## PROVIDED ENTRIES
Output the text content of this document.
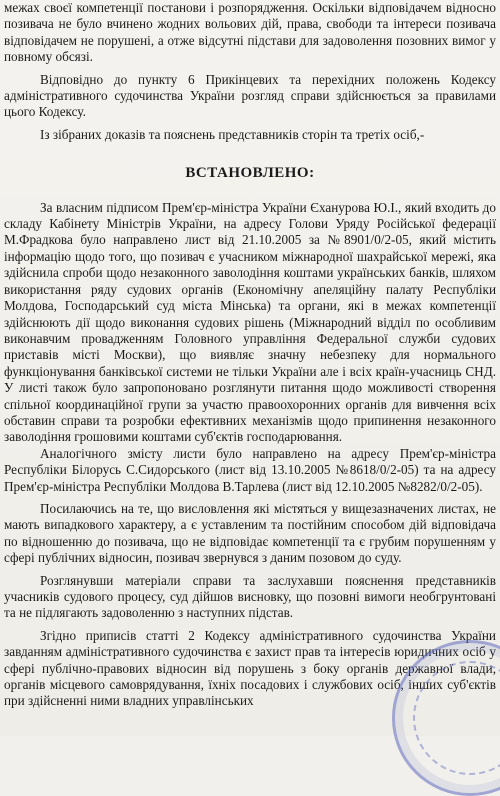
межах своєї компетенції постанови і розпорядження. Оскільки відповідачем відносно позивача не було вчинено жодних вольових дій, права, свободи та інтереси позивача відповідачем не порушені, а отже відсутні підстави для задоволення позовних вимог у повному обсязі.

Відповідно до пункту 6 Прикінцевих та перехідних положень Кодексу адміністративного судочинства України розгляд справи здійснюється за правилами цього Кодексу.

Із зібраних доказів та пояснень представників сторін та третіх осіб,-

ВСТАНОВЛЕНО:

За власним підписом Прем'єр-міністра України Єханурова Ю.І., який входить до складу Кабінету Міністрів України, на адресу Голови Уряду Російської федерації М.Фрадкова було направлено лист від 21.10.2005 за №8901/0/2-05, який містить інформацію щодо того, що позивач є учасником міжнародної шахрайської мережі, яка здійснила спроби щодо незаконного заволодіння коштами українських банків, шляхом використання ряду судових органів (Економічну апеляційну палату Республіки Молдова, Господарський суд міста Мінська) та органи, які в межах компетенції здійснюють дії щодо виконання судових рішень (Міжнародний відділ по особливим виконавчим провадженням Головного управління Федеральної служби судових приставів місті Москви), що виявляє значну небезпеку для нормального функціонування банківської системи не тільки України але і всіх країн-учасниць СНД. У листі також було запропоновано розглянути питання щодо можливості створення спільної координаційної групи за участю правоохоронних органів для вивчення всіх обставин справи та розробки ефективних механізмів щодо припинення незаконного заволодіння грошовими коштами суб'єктів господарювання.

Аналогічного змісту листи було направлено на адресу Прем'єр-міністра Республіки Білорусь С.Сидорського (лист від 13.10.2005 №8618/0/2-05) та на адресу Прем'єр-міністра Республіки Молдова В.Тарлева (лист від 12.10.2005 №8282/0/2-05).

Посилаючись на те, що висловлення які містяться у вищезазначених листах, не мають випадкового характеру, а є уставленим та постійним способом дій відповідача по відношенню до позивача, що не відповідає компетенції та є грубим порушенням у сфері публічних відносин, позивач звернувся з даним позовом до суду.

Розглянувши матеріали справи та заслухавши пояснення представників учасників судового процесу, суд дійшов висновку, що позовні вимоги необгрунтовані та не підлягають задоволенню з наступних підстав.

Згідно приписів статті 2 Кодексу адміністративного судочинства України завданням адміністративного судочинства є захист прав та інтересів юридичних осіб у сфері публічно-правових відносин від порушень з боку органів державної влади, органів місцевого самоврядування, їхніх посадових і службових осіб, інших суб'єктів при здійсненні ними владних управлінських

## YOUR OBJECTIVE
Copy every line of the data that holds the string "представників".

## SOLUTION TO THIS PROBLEM
Із зібраних доказів та пояснень представників сторін та третіх осіб,-
Розглянувши матеріали справи та заслухавши пояснення представників учасників судового процесу, суд дійшов висновку, що позовні вимоги необгрунтовані та не підлягають задоволенню з наступних підстав.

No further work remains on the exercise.